##### EXCERPTED RECORDS #####

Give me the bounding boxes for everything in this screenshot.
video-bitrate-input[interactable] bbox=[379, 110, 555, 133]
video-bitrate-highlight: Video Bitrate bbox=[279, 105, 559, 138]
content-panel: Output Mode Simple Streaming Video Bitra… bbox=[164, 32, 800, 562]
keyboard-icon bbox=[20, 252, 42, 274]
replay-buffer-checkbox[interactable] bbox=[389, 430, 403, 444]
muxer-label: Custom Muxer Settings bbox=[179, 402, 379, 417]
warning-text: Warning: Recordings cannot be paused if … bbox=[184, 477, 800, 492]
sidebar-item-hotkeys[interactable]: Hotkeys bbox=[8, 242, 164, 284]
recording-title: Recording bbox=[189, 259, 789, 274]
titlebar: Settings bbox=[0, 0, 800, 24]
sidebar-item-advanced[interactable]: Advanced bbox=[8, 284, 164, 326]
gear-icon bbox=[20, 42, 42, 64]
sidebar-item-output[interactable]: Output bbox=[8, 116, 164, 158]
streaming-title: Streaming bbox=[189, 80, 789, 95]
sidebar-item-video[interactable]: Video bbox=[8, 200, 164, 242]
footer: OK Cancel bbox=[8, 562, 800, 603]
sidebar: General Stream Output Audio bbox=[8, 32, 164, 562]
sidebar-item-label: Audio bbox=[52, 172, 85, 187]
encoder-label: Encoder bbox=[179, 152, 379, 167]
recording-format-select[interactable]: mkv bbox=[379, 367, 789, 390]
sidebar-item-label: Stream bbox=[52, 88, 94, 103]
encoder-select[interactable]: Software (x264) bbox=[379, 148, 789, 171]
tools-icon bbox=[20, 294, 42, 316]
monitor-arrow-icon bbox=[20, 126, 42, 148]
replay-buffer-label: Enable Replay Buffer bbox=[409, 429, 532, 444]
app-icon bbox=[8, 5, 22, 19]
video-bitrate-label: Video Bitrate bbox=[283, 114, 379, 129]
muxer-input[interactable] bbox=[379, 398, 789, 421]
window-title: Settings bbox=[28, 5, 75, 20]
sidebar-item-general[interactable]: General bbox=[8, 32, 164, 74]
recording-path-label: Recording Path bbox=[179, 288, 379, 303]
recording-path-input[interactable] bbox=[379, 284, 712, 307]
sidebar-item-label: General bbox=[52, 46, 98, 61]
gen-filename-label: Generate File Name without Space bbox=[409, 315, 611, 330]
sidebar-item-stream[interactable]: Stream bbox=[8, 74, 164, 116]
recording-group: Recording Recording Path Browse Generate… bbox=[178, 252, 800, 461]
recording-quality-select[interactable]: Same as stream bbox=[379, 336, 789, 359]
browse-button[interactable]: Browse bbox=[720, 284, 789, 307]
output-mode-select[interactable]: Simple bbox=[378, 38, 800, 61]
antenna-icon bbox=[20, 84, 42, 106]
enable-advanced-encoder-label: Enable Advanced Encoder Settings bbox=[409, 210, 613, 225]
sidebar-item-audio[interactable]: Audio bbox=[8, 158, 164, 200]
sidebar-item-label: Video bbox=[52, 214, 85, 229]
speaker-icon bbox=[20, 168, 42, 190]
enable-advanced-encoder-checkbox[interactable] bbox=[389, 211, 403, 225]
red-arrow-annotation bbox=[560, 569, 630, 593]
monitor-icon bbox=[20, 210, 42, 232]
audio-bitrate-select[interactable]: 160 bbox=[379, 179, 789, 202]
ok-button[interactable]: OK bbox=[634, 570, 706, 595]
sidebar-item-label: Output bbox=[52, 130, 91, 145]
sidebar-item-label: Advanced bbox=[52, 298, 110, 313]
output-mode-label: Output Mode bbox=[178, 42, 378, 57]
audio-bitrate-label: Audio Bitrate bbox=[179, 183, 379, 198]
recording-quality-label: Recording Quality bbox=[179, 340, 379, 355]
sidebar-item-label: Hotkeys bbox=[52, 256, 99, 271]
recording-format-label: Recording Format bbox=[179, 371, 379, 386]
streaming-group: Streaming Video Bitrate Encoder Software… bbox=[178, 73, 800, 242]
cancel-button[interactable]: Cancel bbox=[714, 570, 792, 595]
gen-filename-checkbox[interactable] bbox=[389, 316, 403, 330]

#####

_STATED TASK_
Reproduce all of the rows above, changing "Custom Muxer Settings" to "Muxer Options" and leaving every other character untouched.

_EXPECTED OUTPUT_
Give me the bounding boxes for everything in this screenshot.
video-bitrate-input[interactable] bbox=[379, 110, 555, 133]
video-bitrate-highlight: Video Bitrate bbox=[279, 105, 559, 138]
content-panel: Output Mode Simple Streaming Video Bitra… bbox=[164, 32, 800, 562]
keyboard-icon bbox=[20, 252, 42, 274]
replay-buffer-checkbox[interactable] bbox=[389, 430, 403, 444]
muxer-label: Muxer Options bbox=[179, 402, 379, 417]
warning-text: Warning: Recordings cannot be paused if … bbox=[184, 477, 800, 492]
sidebar-item-hotkeys[interactable]: Hotkeys bbox=[8, 242, 164, 284]
recording-title: Recording bbox=[189, 259, 789, 274]
titlebar: Settings bbox=[0, 0, 800, 24]
sidebar-item-advanced[interactable]: Advanced bbox=[8, 284, 164, 326]
gear-icon bbox=[20, 42, 42, 64]
sidebar-item-output[interactable]: Output bbox=[8, 116, 164, 158]
streaming-title: Streaming bbox=[189, 80, 789, 95]
sidebar-item-video[interactable]: Video bbox=[8, 200, 164, 242]
footer: OK Cancel bbox=[8, 562, 800, 603]
sidebar: General Stream Output Audio bbox=[8, 32, 164, 562]
sidebar-item-label: Audio bbox=[52, 172, 85, 187]
encoder-label: Encoder bbox=[179, 152, 379, 167]
recording-format-select[interactable]: mkv bbox=[379, 367, 789, 390]
sidebar-item-label: Stream bbox=[52, 88, 94, 103]
encoder-select[interactable]: Software (x264) bbox=[379, 148, 789, 171]
tools-icon bbox=[20, 294, 42, 316]
monitor-arrow-icon bbox=[20, 126, 42, 148]
replay-buffer-label: Enable Replay Buffer bbox=[409, 429, 532, 444]
app-icon bbox=[8, 5, 22, 19]
video-bitrate-label: Video Bitrate bbox=[283, 114, 379, 129]
muxer-input[interactable] bbox=[379, 398, 789, 421]
window-title: Settings bbox=[28, 5, 75, 20]
sidebar-item-general[interactable]: General bbox=[8, 32, 164, 74]
recording-path-label: Recording Path bbox=[179, 288, 379, 303]
recording-path-input[interactable] bbox=[379, 284, 712, 307]
sidebar-item-label: General bbox=[52, 46, 98, 61]
gen-filename-label: Generate File Name without Space bbox=[409, 315, 611, 330]
sidebar-item-stream[interactable]: Stream bbox=[8, 74, 164, 116]
recording-group: Recording Recording Path Browse Generate… bbox=[178, 252, 800, 461]
recording-quality-select[interactable]: Same as stream bbox=[379, 336, 789, 359]
browse-button[interactable]: Browse bbox=[720, 284, 789, 307]
output-mode-select[interactable]: Simple bbox=[378, 38, 800, 61]
antenna-icon bbox=[20, 84, 42, 106]
enable-advanced-encoder-label: Enable Advanced Encoder Settings bbox=[409, 210, 613, 225]
sidebar-item-audio[interactable]: Audio bbox=[8, 158, 164, 200]
sidebar-item-label: Video bbox=[52, 214, 85, 229]
speaker-icon bbox=[20, 168, 42, 190]
enable-advanced-encoder-checkbox[interactable] bbox=[389, 211, 403, 225]
red-arrow-annotation bbox=[560, 569, 630, 593]
monitor-icon bbox=[20, 210, 42, 232]
audio-bitrate-select[interactable]: 160 bbox=[379, 179, 789, 202]
ok-button[interactable]: OK bbox=[634, 570, 706, 595]
sidebar-item-label: Output bbox=[52, 130, 91, 145]
sidebar-item-label: Advanced bbox=[52, 298, 110, 313]
output-mode-label: Output Mode bbox=[178, 42, 378, 57]
audio-bitrate-label: Audio Bitrate bbox=[179, 183, 379, 198]
recording-quality-label: Recording Quality bbox=[179, 340, 379, 355]
sidebar-item-label: Hotkeys bbox=[52, 256, 99, 271]
recording-format-label: Recording Format bbox=[179, 371, 379, 386]
streaming-group: Streaming Video Bitrate Encoder Software… bbox=[178, 73, 800, 242]
cancel-button[interactable]: Cancel bbox=[714, 570, 792, 595]
gen-filename-checkbox[interactable] bbox=[389, 316, 403, 330]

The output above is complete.